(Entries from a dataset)
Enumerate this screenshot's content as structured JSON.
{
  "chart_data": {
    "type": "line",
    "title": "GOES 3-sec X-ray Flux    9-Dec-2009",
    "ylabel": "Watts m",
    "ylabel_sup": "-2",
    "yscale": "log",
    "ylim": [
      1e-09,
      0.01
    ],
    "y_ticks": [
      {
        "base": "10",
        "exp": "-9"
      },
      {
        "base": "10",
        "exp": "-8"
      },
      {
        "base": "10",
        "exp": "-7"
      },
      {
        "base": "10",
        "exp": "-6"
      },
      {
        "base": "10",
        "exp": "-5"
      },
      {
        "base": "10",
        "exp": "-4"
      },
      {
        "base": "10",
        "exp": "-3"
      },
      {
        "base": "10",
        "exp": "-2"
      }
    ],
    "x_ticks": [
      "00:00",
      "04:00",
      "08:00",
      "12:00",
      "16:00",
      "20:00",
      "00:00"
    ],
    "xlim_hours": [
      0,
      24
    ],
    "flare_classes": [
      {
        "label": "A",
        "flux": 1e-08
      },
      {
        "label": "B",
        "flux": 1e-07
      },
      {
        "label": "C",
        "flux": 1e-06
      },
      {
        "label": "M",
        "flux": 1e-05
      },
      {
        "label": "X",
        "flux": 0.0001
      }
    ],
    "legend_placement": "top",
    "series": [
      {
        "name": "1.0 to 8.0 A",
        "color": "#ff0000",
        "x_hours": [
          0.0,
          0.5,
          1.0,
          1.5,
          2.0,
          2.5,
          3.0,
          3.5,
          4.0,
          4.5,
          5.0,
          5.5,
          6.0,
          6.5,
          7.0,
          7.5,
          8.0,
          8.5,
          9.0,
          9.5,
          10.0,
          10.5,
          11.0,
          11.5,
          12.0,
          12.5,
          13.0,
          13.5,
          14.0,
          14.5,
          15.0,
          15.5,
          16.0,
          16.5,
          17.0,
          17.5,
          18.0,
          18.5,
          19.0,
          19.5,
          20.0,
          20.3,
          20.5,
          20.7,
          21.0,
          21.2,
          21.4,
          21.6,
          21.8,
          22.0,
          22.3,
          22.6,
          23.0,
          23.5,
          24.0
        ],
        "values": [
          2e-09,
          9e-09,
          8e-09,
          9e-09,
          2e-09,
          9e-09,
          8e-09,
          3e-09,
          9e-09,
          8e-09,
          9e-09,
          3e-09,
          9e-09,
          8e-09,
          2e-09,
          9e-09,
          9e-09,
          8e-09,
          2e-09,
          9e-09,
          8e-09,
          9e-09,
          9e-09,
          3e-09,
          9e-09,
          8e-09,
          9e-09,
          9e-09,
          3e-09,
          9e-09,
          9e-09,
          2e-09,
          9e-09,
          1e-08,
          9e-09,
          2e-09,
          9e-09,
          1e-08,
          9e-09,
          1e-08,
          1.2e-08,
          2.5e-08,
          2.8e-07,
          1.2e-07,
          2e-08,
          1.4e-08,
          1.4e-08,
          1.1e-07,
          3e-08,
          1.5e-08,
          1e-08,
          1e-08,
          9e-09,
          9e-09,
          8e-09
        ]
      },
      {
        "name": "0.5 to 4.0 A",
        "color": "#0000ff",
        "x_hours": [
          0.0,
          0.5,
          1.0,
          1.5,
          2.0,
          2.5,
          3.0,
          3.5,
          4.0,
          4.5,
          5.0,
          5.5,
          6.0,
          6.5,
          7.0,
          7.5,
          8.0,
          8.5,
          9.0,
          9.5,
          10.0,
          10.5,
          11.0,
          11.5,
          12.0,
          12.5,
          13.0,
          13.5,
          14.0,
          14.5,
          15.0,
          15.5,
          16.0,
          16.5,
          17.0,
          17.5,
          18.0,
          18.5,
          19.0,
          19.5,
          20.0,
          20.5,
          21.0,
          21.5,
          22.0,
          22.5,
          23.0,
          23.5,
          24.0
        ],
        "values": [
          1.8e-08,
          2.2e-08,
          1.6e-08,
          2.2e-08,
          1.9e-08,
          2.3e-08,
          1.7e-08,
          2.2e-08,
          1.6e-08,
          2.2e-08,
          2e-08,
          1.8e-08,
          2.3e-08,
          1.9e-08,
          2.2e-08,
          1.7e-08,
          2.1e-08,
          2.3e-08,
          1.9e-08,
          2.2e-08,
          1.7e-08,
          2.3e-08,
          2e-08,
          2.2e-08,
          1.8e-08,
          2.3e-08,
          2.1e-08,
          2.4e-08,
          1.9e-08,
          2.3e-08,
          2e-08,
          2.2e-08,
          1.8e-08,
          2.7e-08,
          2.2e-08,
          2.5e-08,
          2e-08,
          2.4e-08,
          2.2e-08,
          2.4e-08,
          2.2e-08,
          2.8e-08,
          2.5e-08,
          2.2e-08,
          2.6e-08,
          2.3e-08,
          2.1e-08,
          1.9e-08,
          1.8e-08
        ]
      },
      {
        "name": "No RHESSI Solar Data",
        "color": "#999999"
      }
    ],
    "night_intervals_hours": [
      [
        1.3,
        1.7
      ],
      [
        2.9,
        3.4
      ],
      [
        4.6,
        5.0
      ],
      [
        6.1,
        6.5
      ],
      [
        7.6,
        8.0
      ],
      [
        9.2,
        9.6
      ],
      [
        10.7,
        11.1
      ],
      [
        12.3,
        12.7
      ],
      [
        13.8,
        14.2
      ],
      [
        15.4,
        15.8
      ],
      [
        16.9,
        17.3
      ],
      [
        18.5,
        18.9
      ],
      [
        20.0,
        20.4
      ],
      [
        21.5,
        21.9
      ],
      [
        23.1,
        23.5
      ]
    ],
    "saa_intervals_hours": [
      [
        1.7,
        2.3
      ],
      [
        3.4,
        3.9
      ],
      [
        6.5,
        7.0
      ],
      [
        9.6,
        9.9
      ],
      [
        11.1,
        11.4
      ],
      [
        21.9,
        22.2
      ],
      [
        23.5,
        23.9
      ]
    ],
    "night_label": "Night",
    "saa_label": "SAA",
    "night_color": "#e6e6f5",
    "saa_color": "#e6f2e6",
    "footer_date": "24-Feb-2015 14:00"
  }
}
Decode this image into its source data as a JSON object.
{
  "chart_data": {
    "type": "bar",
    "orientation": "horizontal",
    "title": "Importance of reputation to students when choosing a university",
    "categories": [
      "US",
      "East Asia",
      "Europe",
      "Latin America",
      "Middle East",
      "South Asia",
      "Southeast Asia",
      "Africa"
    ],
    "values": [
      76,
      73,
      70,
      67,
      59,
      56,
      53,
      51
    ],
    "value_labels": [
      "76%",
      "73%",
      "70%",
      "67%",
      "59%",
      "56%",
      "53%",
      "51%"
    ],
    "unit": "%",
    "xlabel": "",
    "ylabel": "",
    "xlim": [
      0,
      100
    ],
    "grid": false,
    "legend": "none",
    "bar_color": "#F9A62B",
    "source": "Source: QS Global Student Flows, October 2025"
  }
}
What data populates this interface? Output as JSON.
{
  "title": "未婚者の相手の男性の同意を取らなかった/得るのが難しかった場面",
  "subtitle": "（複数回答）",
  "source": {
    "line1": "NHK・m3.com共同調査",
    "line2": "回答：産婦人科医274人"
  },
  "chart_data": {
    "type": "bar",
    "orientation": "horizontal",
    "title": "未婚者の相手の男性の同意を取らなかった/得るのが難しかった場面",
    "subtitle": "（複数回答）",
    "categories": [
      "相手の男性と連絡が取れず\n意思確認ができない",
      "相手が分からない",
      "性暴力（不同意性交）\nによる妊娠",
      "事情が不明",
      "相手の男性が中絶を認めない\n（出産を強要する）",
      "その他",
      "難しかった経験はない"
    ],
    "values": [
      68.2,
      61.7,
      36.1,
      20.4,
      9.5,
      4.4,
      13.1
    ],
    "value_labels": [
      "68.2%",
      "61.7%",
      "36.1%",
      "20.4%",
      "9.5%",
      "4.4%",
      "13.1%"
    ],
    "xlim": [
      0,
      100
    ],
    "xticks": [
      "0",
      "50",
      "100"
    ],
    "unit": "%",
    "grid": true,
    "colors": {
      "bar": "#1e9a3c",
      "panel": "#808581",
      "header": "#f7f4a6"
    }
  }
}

▶ EXERCISE TASK:
Transcribe word for word the lines from the one holding "What data populates" to the last line of the listing above, inclusive.

▶ PROBLEM SOLUTION:
What data populates this interface? Output as JSON.
{
  "title": "未婚者の相手の男性の同意を取らなかった/得るのが難しかった場面",
  "subtitle": "（複数回答）",
  "source": {
    "line1": "NHK・m3.com共同調査",
    "line2": "回答：産婦人科医274人"
  },
  "chart_data": {
    "type": "bar",
    "orientation": "horizontal",
    "title": "未婚者の相手の男性の同意を取らなかった/得るのが難しかった場面",
    "subtitle": "（複数回答）",
    "categories": [
      "相手の男性と連絡が取れず\n意思確認ができない",
      "相手が分からない",
      "性暴力（不同意性交）\nによる妊娠",
      "事情が不明",
      "相手の男性が中絶を認めない\n（出産を強要する）",
      "その他",
      "難しかった経験はない"
    ],
    "values": [
      68.2,
      61.7,
      36.1,
      20.4,
      9.5,
      4.4,
      13.1
    ],
    "value_labels": [
      "68.2%",
      "61.7%",
      "36.1%",
      "20.4%",
      "9.5%",
      "4.4%",
      "13.1%"
    ],
    "xlim": [
      0,
      100
    ],
    "xticks": [
      "0",
      "50",
      "100"
    ],
    "unit": "%",
    "grid": true,
    "colors": {
      "bar": "#1e9a3c",
      "panel": "#808581",
      "header": "#f7f4a6"
    }
  }
}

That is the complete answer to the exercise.